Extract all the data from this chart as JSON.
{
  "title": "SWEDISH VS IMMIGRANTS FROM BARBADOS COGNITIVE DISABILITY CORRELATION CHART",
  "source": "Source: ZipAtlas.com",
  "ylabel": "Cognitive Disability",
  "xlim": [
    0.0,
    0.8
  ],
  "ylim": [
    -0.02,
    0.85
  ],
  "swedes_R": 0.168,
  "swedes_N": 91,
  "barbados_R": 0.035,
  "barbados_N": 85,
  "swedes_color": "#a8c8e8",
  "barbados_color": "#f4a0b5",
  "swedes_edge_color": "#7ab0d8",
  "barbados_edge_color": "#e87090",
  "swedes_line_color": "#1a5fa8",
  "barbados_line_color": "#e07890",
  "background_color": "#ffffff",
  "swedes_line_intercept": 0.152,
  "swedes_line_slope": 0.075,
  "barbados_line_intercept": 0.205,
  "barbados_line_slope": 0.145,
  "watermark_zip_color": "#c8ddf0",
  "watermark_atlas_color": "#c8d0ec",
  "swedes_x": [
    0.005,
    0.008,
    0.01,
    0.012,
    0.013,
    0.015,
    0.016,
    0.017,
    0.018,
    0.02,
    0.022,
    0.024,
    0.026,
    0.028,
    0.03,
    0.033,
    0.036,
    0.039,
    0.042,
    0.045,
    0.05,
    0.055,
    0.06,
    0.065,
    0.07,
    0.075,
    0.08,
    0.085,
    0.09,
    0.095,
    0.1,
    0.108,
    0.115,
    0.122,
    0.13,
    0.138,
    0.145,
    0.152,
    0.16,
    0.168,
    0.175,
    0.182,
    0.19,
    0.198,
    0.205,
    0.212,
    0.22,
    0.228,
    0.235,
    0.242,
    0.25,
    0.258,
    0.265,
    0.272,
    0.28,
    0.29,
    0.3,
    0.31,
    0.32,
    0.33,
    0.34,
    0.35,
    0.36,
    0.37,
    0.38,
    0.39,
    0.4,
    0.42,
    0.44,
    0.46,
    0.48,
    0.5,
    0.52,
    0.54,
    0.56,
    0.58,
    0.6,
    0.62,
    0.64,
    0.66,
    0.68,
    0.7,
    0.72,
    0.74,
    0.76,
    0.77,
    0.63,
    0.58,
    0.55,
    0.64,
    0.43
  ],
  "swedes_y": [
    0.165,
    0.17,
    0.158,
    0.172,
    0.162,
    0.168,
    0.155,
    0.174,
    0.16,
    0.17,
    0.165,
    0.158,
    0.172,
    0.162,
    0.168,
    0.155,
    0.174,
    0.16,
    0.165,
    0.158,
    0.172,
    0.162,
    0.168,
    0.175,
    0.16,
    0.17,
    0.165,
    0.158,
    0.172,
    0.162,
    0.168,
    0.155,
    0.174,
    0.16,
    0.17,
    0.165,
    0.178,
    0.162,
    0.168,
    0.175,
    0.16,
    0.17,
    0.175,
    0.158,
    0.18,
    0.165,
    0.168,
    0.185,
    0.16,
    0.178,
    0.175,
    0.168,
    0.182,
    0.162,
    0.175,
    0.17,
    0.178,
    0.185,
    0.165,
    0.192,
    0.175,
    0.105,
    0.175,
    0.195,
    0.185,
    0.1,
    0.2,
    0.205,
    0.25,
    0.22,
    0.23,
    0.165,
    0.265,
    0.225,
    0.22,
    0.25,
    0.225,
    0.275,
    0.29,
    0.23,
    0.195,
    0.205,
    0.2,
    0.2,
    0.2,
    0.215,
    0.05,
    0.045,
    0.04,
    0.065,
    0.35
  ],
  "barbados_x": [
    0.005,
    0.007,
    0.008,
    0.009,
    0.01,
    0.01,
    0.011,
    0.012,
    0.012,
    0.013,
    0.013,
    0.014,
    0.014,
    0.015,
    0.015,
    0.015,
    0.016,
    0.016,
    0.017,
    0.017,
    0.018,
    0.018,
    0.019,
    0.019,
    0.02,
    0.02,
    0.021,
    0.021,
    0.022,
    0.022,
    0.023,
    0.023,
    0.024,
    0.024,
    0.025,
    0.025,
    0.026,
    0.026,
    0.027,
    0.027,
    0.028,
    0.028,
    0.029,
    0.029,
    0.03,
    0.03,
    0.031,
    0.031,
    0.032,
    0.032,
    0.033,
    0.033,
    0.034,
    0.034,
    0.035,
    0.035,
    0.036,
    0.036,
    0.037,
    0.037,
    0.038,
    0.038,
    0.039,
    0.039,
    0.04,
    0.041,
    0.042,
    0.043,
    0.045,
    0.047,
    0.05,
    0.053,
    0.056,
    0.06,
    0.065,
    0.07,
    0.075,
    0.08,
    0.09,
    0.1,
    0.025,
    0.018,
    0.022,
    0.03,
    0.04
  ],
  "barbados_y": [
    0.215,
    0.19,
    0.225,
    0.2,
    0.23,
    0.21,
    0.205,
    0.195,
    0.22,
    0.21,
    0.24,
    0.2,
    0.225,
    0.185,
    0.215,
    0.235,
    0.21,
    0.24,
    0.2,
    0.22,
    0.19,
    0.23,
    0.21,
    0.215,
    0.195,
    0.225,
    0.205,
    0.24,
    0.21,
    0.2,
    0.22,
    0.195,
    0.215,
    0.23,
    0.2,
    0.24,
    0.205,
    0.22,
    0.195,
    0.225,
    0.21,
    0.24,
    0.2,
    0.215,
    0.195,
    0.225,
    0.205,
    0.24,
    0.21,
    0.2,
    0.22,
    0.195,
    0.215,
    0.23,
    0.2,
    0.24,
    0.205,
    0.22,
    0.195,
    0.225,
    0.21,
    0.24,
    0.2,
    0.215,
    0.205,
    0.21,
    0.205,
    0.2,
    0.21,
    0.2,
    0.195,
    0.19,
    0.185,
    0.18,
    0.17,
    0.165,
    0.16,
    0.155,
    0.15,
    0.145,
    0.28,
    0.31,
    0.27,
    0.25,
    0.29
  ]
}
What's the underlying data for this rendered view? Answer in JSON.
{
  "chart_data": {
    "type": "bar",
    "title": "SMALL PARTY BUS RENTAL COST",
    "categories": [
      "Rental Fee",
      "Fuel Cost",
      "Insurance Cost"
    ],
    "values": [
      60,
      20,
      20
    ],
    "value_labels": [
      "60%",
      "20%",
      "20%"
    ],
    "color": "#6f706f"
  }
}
# # #
_GIVEN INSTRUCTION:_ Word for word, write out all of the data above.

_SOLUTION FOR THIS EXERCISE:_
Extract all the data from this chart as JSON.
{
  "title": "SWEDISH VS IMMIGRANTS FROM BARBADOS COGNITIVE DISABILITY CORRELATION CHART",
  "source": "Source: ZipAtlas.com",
  "ylabel": "Cognitive Disability",
  "xlim": [
    0.0,
    0.8
  ],
  "ylim": [
    -0.02,
    0.85
  ],
  "swedes_R": 0.168,
  "swedes_N": 91,
  "barbados_R": 0.035,
  "barbados_N": 85,
  "swedes_color": "#a8c8e8",
  "barbados_color": "#f4a0b5",
  "swedes_edge_color": "#7ab0d8",
  "barbados_edge_color": "#e87090",
  "swedes_line_color": "#1a5fa8",
  "barbados_line_color": "#e07890",
  "background_color": "#ffffff",
  "swedes_line_intercept": 0.152,
  "swedes_line_slope": 0.075,
  "barbados_line_intercept": 0.205,
  "barbados_line_slope": 0.145,
  "watermark_zip_color": "#c8ddf0",
  "watermark_atlas_color": "#c8d0ec",
  "swedes_x": [
    0.005,
    0.008,
    0.01,
    0.012,
    0.013,
    0.015,
    0.016,
    0.017,
    0.018,
    0.02,
    0.022,
    0.024,
    0.026,
    0.028,
    0.03,
    0.033,
    0.036,
    0.039,
    0.042,
    0.045,
    0.05,
    0.055,
    0.06,
    0.065,
    0.07,
    0.075,
    0.08,
    0.085,
    0.09,
    0.095,
    0.1,
    0.108,
    0.115,
    0.122,
    0.13,
    0.138,
    0.145,
    0.152,
    0.16,
    0.168,
    0.175,
    0.182,
    0.19,
    0.198,
    0.205,
    0.212,
    0.22,
    0.228,
    0.235,
    0.242,
    0.25,
    0.258,
    0.265,
    0.272,
    0.28,
    0.29,
    0.3,
    0.31,
    0.32,
    0.33,
    0.34,
    0.35,
    0.36,
    0.37,
    0.38,
    0.39,
    0.4,
    0.42,
    0.44,
    0.46,
    0.48,
    0.5,
    0.52,
    0.54,
    0.56,
    0.58,
    0.6,
    0.62,
    0.64,
    0.66,
    0.68,
    0.7,
    0.72,
    0.74,
    0.76,
    0.77,
    0.63,
    0.58,
    0.55,
    0.64,
    0.43
  ],
  "swedes_y": [
    0.165,
    0.17,
    0.158,
    0.172,
    0.162,
    0.168,
    0.155,
    0.174,
    0.16,
    0.17,
    0.165,
    0.158,
    0.172,
    0.162,
    0.168,
    0.155,
    0.174,
    0.16,
    0.165,
    0.158,
    0.172,
    0.162,
    0.168,
    0.175,
    0.16,
    0.17,
    0.165,
    0.158,
    0.172,
    0.162,
    0.168,
    0.155,
    0.174,
    0.16,
    0.17,
    0.165,
    0.178,
    0.162,
    0.168,
    0.175,
    0.16,
    0.17,
    0.175,
    0.158,
    0.18,
    0.165,
    0.168,
    0.185,
    0.16,
    0.178,
    0.175,
    0.168,
    0.182,
    0.162,
    0.175,
    0.17,
    0.178,
    0.185,
    0.165,
    0.192,
    0.175,
    0.105,
    0.175,
    0.195,
    0.185,
    0.1,
    0.2,
    0.205,
    0.25,
    0.22,
    0.23,
    0.165,
    0.265,
    0.225,
    0.22,
    0.25,
    0.225,
    0.275,
    0.29,
    0.23,
    0.195,
    0.205,
    0.2,
    0.2,
    0.2,
    0.215,
    0.05,
    0.045,
    0.04,
    0.065,
    0.35
  ],
  "barbados_x": [
    0.005,
    0.007,
    0.008,
    0.009,
    0.01,
    0.01,
    0.011,
    0.012,
    0.012,
    0.013,
    0.013,
    0.014,
    0.014,
    0.015,
    0.015,
    0.015,
    0.016,
    0.016,
    0.017,
    0.017,
    0.018,
    0.018,
    0.019,
    0.019,
    0.02,
    0.02,
    0.021,
    0.021,
    0.022,
    0.022,
    0.023,
    0.023,
    0.024,
    0.024,
    0.025,
    0.025,
    0.026,
    0.026,
    0.027,
    0.027,
    0.028,
    0.028,
    0.029,
    0.029,
    0.03,
    0.03,
    0.031,
    0.031,
    0.032,
    0.032,
    0.033,
    0.033,
    0.034,
    0.034,
    0.035,
    0.035,
    0.036,
    0.036,
    0.037,
    0.037,
    0.038,
    0.038,
    0.039,
    0.039,
    0.04,
    0.041,
    0.042,
    0.043,
    0.045,
    0.047,
    0.05,
    0.053,
    0.056,
    0.06,
    0.065,
    0.07,
    0.075,
    0.08,
    0.09,
    0.1,
    0.025,
    0.018,
    0.022,
    0.03,
    0.04
  ],
  "barbados_y": [
    0.215,
    0.19,
    0.225,
    0.2,
    0.23,
    0.21,
    0.205,
    0.195,
    0.22,
    0.21,
    0.24,
    0.2,
    0.225,
    0.185,
    0.215,
    0.235,
    0.21,
    0.24,
    0.2,
    0.22,
    0.19,
    0.23,
    0.21,
    0.215,
    0.195,
    0.225,
    0.205,
    0.24,
    0.21,
    0.2,
    0.22,
    0.195,
    0.215,
    0.23,
    0.2,
    0.24,
    0.205,
    0.22,
    0.195,
    0.225,
    0.21,
    0.24,
    0.2,
    0.215,
    0.195,
    0.225,
    0.205,
    0.24,
    0.21,
    0.2,
    0.22,
    0.195,
    0.215,
    0.23,
    0.2,
    0.24,
    0.205,
    0.22,
    0.195,
    0.225,
    0.21,
    0.24,
    0.2,
    0.215,
    0.205,
    0.21,
    0.205,
    0.2,
    0.21,
    0.2,
    0.195,
    0.19,
    0.185,
    0.18,
    0.17,
    0.165,
    0.16,
    0.155,
    0.15,
    0.145,
    0.28,
    0.31,
    0.27,
    0.25,
    0.29
  ]
}
What's the underlying data for this rendered view? Answer in JSON.
{
  "chart_data": {
    "type": "bar",
    "title": "SMALL PARTY BUS RENTAL COST",
    "categories": [
      "Rental Fee",
      "Fuel Cost",
      "Insurance Cost"
    ],
    "values": [
      60,
      20,
      20
    ],
    "value_labels": [
      "60%",
      "20%",
      "20%"
    ],
    "color": "#6f706f"
  }
}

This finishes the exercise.